■ **PROBLEM STATEMENT**
Extract the text of every entry below exactly; leave images out.

━━━━━━━━━━━━━━━━━━━━━━━━━━━━━━

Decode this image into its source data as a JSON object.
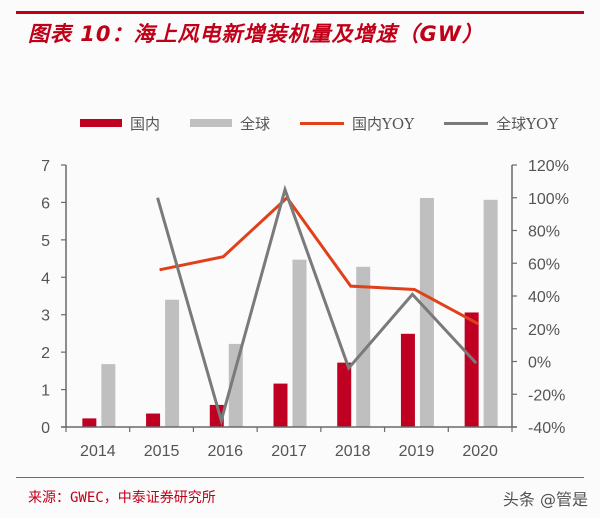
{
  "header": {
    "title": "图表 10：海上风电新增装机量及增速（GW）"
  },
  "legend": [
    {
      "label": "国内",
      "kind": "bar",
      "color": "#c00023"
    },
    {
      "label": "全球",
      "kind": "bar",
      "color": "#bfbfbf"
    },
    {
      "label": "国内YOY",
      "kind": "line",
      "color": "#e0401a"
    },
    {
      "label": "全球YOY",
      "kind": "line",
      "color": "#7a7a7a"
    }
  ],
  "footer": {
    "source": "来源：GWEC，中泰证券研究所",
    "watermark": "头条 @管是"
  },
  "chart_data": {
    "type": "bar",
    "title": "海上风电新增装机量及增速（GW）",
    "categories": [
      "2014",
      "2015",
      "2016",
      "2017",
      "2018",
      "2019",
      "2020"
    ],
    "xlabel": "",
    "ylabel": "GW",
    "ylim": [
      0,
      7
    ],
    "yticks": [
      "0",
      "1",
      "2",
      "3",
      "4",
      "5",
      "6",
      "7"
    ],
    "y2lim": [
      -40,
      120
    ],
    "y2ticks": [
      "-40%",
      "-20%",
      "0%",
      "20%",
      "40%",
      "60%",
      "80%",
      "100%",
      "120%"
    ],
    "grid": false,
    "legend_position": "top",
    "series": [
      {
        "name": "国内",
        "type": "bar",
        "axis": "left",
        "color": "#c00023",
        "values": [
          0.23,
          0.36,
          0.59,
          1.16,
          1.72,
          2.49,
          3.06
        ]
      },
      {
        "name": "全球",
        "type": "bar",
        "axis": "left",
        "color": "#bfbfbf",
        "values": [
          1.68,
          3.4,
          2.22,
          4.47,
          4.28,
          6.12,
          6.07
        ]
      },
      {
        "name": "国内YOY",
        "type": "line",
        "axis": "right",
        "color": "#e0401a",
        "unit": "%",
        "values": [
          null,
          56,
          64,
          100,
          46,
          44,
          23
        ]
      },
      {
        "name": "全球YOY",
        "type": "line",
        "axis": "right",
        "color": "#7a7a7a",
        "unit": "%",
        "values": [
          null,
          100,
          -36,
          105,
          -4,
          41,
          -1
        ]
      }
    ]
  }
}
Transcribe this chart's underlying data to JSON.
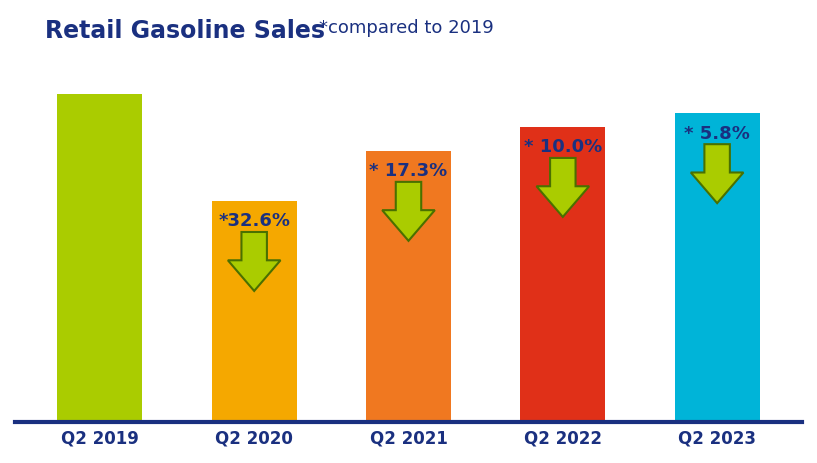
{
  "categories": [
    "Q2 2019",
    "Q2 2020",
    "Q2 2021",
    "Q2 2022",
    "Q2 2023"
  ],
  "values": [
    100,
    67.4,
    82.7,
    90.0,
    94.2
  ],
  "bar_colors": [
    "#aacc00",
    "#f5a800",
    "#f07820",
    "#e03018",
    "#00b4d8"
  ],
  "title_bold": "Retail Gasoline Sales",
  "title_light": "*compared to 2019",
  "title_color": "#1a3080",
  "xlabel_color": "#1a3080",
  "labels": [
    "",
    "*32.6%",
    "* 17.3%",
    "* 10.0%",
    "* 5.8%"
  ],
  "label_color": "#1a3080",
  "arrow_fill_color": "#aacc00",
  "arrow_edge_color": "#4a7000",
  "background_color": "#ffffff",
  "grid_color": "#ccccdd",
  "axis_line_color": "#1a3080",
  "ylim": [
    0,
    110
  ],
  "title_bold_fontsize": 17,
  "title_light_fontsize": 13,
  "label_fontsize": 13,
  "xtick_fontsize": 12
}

━━━━━━━━━━━━━━━━━━━━━━━━━━━━━━

■ **ANSWER TO THE TASK**
Decode this image into its source data as a JSON object.
{
  "header": {
    "title": "图表 10：海上风电新增装机量及增速（GW）"
  },
  "legend": [
    {
      "label": "国内",
      "kind": "bar",
      "color": "#c00023"
    },
    {
      "label": "全球",
      "kind": "bar",
      "color": "#bfbfbf"
    },
    {
      "label": "国内YOY",
      "kind": "line",
      "color": "#e0401a"
    },
    {
      "label": "全球YOY",
      "kind": "line",
      "color": "#7a7a7a"
    }
  ],
  "footer": {
    "source": "来源：GWEC，中泰证券研究所",
    "watermark": "头条 @管是"
  },
  "chart_data": {
    "type": "bar",
    "title": "海上风电新增装机量及增速（GW）",
    "categories": [
      "2014",
      "2015",
      "2016",
      "2017",
      "2018",
      "2019",
      "2020"
    ],
    "xlabel": "",
    "ylabel": "GW",
    "ylim": [
      0,
      7
    ],
    "yticks": [
      "0",
      "1",
      "2",
      "3",
      "4",
      "5",
      "6",
      "7"
    ],
    "y2lim": [
      -40,
      120
    ],
    "y2ticks": [
      "-40%",
      "-20%",
      "0%",
      "20%",
      "40%",
      "60%",
      "80%",
      "100%",
      "120%"
    ],
    "grid": false,
    "legend_position": "top",
    "series": [
      {
        "name": "国内",
        "type": "bar",
        "axis": "left",
        "color": "#c00023",
        "values": [
          0.23,
          0.36,
          0.59,
          1.16,
          1.72,
          2.49,
          3.06
        ]
      },
      {
        "name": "全球",
        "type": "bar",
        "axis": "left",
        "color": "#bfbfbf",
        "values": [
          1.68,
          3.4,
          2.22,
          4.47,
          4.28,
          6.12,
          6.07
        ]
      },
      {
        "name": "国内YOY",
        "type": "line",
        "axis": "right",
        "color": "#e0401a",
        "unit": "%",
        "values": [
          null,
          56,
          64,
          100,
          46,
          44,
          23
        ]
      },
      {
        "name": "全球YOY",
        "type": "line",
        "axis": "right",
        "color": "#7a7a7a",
        "unit": "%",
        "values": [
          null,
          100,
          -36,
          105,
          -4,
          41,
          -1
        ]
      }
    ]
  }
}
Transcribe this chart's underlying data to JSON.
{
  "categories": [
    "Q2 2019",
    "Q2 2020",
    "Q2 2021",
    "Q2 2022",
    "Q2 2023"
  ],
  "values": [
    100,
    67.4,
    82.7,
    90.0,
    94.2
  ],
  "bar_colors": [
    "#aacc00",
    "#f5a800",
    "#f07820",
    "#e03018",
    "#00b4d8"
  ],
  "title_bold": "Retail Gasoline Sales",
  "title_light": "*compared to 2019",
  "title_color": "#1a3080",
  "xlabel_color": "#1a3080",
  "labels": [
    "",
    "*32.6%",
    "* 17.3%",
    "* 10.0%",
    "* 5.8%"
  ],
  "label_color": "#1a3080",
  "arrow_fill_color": "#aacc00",
  "arrow_edge_color": "#4a7000",
  "background_color": "#ffffff",
  "grid_color": "#ccccdd",
  "axis_line_color": "#1a3080",
  "ylim": [
    0,
    110
  ],
  "title_bold_fontsize": 17,
  "title_light_fontsize": 13,
  "label_fontsize": 13,
  "xtick_fontsize": 12
}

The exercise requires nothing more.